<<<<

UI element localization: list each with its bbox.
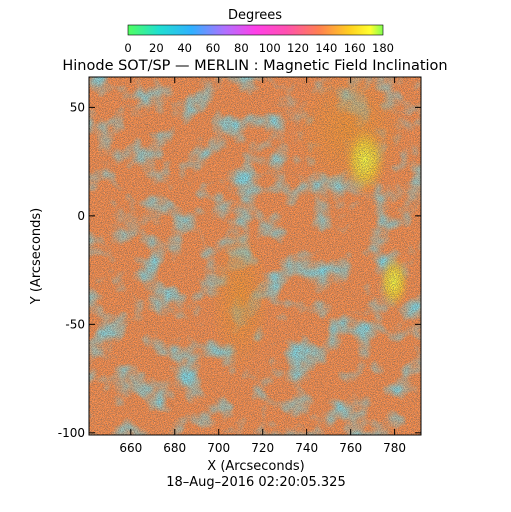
- inclination-image: [89, 77, 421, 435]
- x-tick-label: 680: [163, 441, 186, 455]
- x-tick-label: 760: [339, 441, 362, 455]
- colorbar-ticks: 0 20 40 60 80 100 120 140 160 180: [124, 41, 394, 55]
- x-tick-label: 740: [295, 441, 318, 455]
- colorbar-tick-label: 140: [315, 41, 337, 55]
- y-axis-label: Y (Arcseconds): [29, 208, 44, 305]
- x-tick-label: 660: [119, 441, 142, 455]
- colorbar-label: Degrees: [228, 8, 282, 23]
- colorbar-tick-label: 60: [206, 41, 221, 55]
- colorbar-tick-label: 100: [259, 41, 281, 55]
- y-tick-label: -100: [58, 426, 85, 440]
- x-axis-ticks: 660 680 700 720 740 760 780: [119, 77, 406, 455]
- colorbar-tick-label: 80: [234, 41, 249, 55]
- y-tick-label: 0: [77, 209, 85, 223]
- y-tick-label: 50: [70, 100, 85, 114]
- chart-title: Hinode SOT/SP — MERLIN : Magnetic Field …: [62, 58, 447, 74]
- colorbar-tick-label: 160: [344, 41, 366, 55]
- plot-frame: [88, 76, 422, 436]
- x-tick-label: 780: [383, 441, 406, 455]
- colorbar-tick-label: 120: [287, 41, 309, 55]
- y-tick-label: -50: [65, 317, 85, 331]
- colorbar-tick-label: 0: [124, 41, 131, 55]
- colorbar-tick-label: 40: [177, 41, 192, 55]
- timestamp: 18–Aug–2016 02:20:05.325: [166, 475, 345, 490]
- y-axis-ticks: -100 -50 0 50: [58, 100, 421, 440]
- colorbar: [127, 24, 384, 36]
- x-tick-label: 720: [251, 441, 274, 455]
- x-tick-label: 700: [207, 441, 230, 455]
- colorbar-tick-label: 180: [372, 41, 394, 55]
- colorbar-tick-label: 20: [149, 41, 164, 55]
- x-axis-label: X (Arcseconds): [207, 459, 304, 474]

>>>>

■ **GIVEN INSTRUCTION**:
Convert every line of the data above into a Markdown table with the columns "No." and "Entry", skipping blank lines and omitting the picture marker.

■ **FINISHED EXERCISE**:
| No. | Entry |
|---|---|
| 1 | UI element localization: list each with its bbox. |
| 2 | - inclination-image: [89, 77, 421, 435] |
| 3 | - x-tick-label: 680: [163, 441, 186, 455] |
| 4 | - x-tick-label: 760: [339, 441, 362, 455] |
| 5 | - colorbar-ticks: 0 20 40 60 80 100 120 140 160 180: [124, 41, 394, 55] |
| 6 | - x-tick-label: 740: [295, 441, 318, 455] |
| 7 | - colorbar-tick-label: 140: [315, 41, 337, 55] |
| 8 | - y-axis-label: Y (Arcseconds): [29, 208, 44, 305] |
| 9 | - x-tick-label: 660: [119, 441, 142, 455] |
| 10 | - colorbar-label: Degrees: [228, 8, 282, 23] |
| 11 | - colorbar-tick-label: 60: [206, 41, 221, 55] |
| 12 | - colorbar-tick-label: 100: [259, 41, 281, 55] |
| 13 | - y-tick-label: -100: [58, 426, 85, 440] |
| 14 | - x-axis-ticks: 660 680 700 720 740 760 780: [119, 77, 406, 455] |
| 15 | - colorbar-tick-label: 80: [234, 41, 249, 55] |
| 16 | - y-tick-label: 0: [77, 209, 85, 223] |
| 17 | - y-tick-label: 50: [70, 100, 85, 114] |
| 18 | - chart-title: Hinode SOT/SP — MERLIN : Magnetic Field …: [62, 58, 447, 74] |
| 19 | - colorbar-tick-label: 160: [344, 41, 366, 55] |
| 20 | - plot-frame: [88, 76, 422, 436] |
| 21 | - x-tick-label: 780: [383, 441, 406, 455] |
| 22 | - colorbar-tick-label: 120: [287, 41, 309, 55] |
| 23 | - y-tick-label: -50: [65, 317, 85, 331] |
| 24 | - colorbar-tick-label: 0: [124, 41, 131, 55] |
| 25 | - colorbar-tick-label: 40: [177, 41, 192, 55] |
| 26 | - timestamp: 18–Aug–2016 02:20:05.325: [166, 475, 345, 490] |
| 27 | - y-axis-ticks: -100 -50 0 50: [58, 100, 421, 440] |
| 28 | - colorbar: [127, 24, 384, 36] |
| 29 | - x-tick-label: 720: [251, 441, 274, 455] |
| 30 | - x-tick-label: 700: [207, 441, 230, 455] |
| 31 | - colorbar-tick-label: 180: [372, 41, 394, 55] |
| 32 | - colorbar-tick-label: 20: [149, 41, 164, 55] |
| 33 | - x-axis-label: X (Arcseconds): [207, 459, 304, 474] |